TASKS FOR THIS EXERCISE »
a - In the flash comparison text, shorten the paragraph beginning "The main disadvantages compared to the 600EX-RT" or recast it as a list. Keep its main facts.
b - From the flash comparison text, output the passage starting with "The main applications" and going on through "(Oct 20, 2015)", copied word for word.
c - Go on with the forum thread about the 430EX III and 600EX-RT flashes, picking up after its last line.

SOURCE TEXT »
==*==
The main disadvantages compared to the 600EX-RT are less maximum light output and slower recharge at same light output (at full blast the 430EX III recharges slightly faster than the 600EX-RT but at half the output). And the much smaller flash head (especially the extremely small free space on the low side when it is pointed forwards) makes it difficult to attach larger flash formers like soft boxes.

The main applications I see, are:
1. when weight, size and price is more important than power
2. as a replacement for a ST-E3-RT (to get fill flash and AF assist) or for a 600EX-RT (for price, weight and size reasons) as a transmitter
3. to be able to distribute flashes (compared to half the number of 600EX-RT) more evenly with the same total light output for the same price when using multiple flashes to light a room


----------



## sunnyVan (Oct 20, 2015)
==*==
PROVIDED DATA »
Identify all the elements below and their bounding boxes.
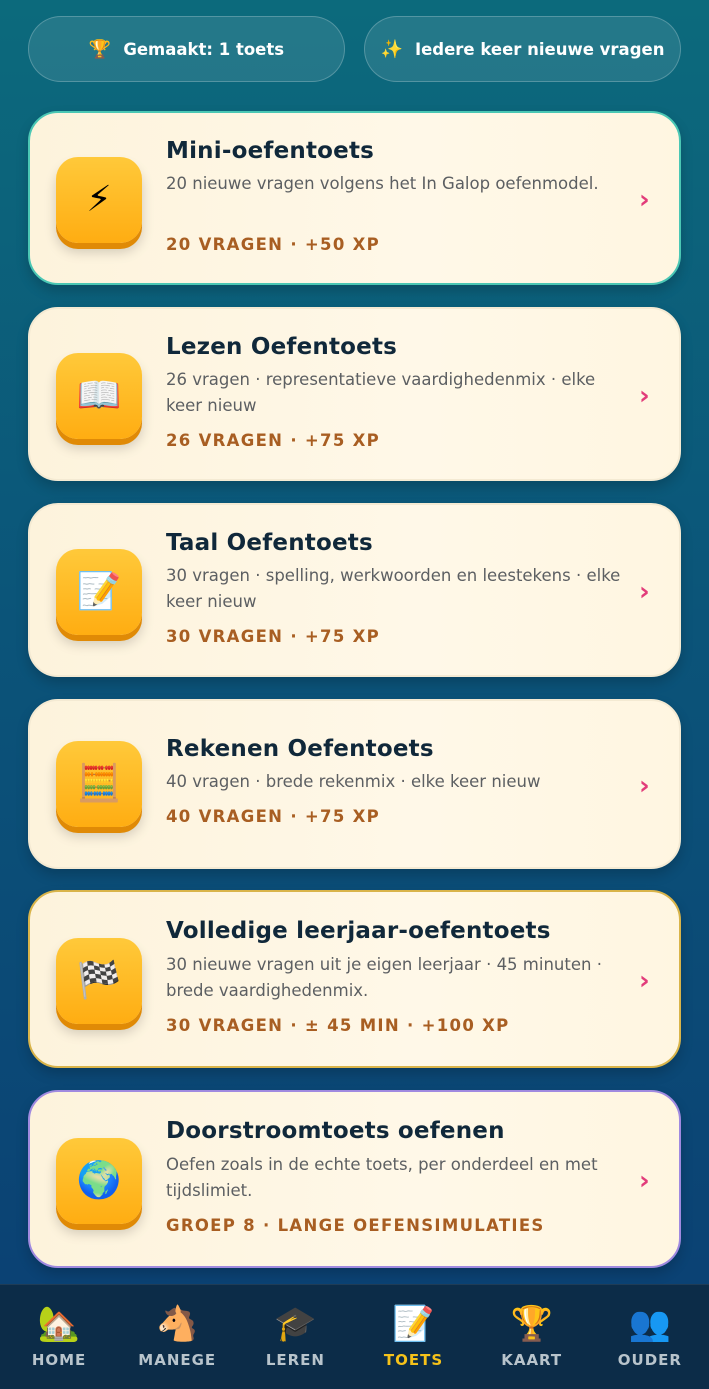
==*==
RESPONSES FOR EACH TASK »
a -
Disadvantages of the 430EX III compared to the 600EX-RT:
- Lower maximum light output.
- Slower recharge at the same light output. At full power the 430EX III recharges slightly faster, but at half the output.
- A much smaller flash head, with very little free space on the low side when pointed forward. This makes larger flash formers such as soft boxes hard to attach.

b -
The main applications I see, are:
1. when weight, size and price is more important than power
2. as a replacement for a ST-E3-RT (to get fill flash and AF assist) or for a 600EX-RT (for price, weight and size reasons) as a transmitter
3. to be able to distribute flashes (compared to half the number of 600EX-RT) more evenly with the same total light output for the same price when using multiple flashes to light a room


----------



## sunnyVan (Oct 20, 2015)

c -
midluk said:


> The 430EX III-RT is almost exactly a half 600EX-RT. Half power, half weight, half size, half price.
> 
> Compared to the 430EX II it is improved in almost every area, especially when it comes to interfaces (wireless and buttons/display).
> The main disadvantages compared to the 600EX-RT are less maximum light output and slower recharge at same light output (at full blast the 430EX III recharges slightly faster than the 600EX-RT but at half the output). And the much smaller flash head (especially the extremely small free space on the low side when it is pointed forwards) makes it difficult to attach larger flash formers like soft boxes.
> ...



I'm under the impression that the 430 is only about 100g lighter and $100 cheaper than the 600exrt in the US. If the 430 was really half the weight and half the price, a decision would be easier.


----------



## arthurbikemad (Oct 20, 2015)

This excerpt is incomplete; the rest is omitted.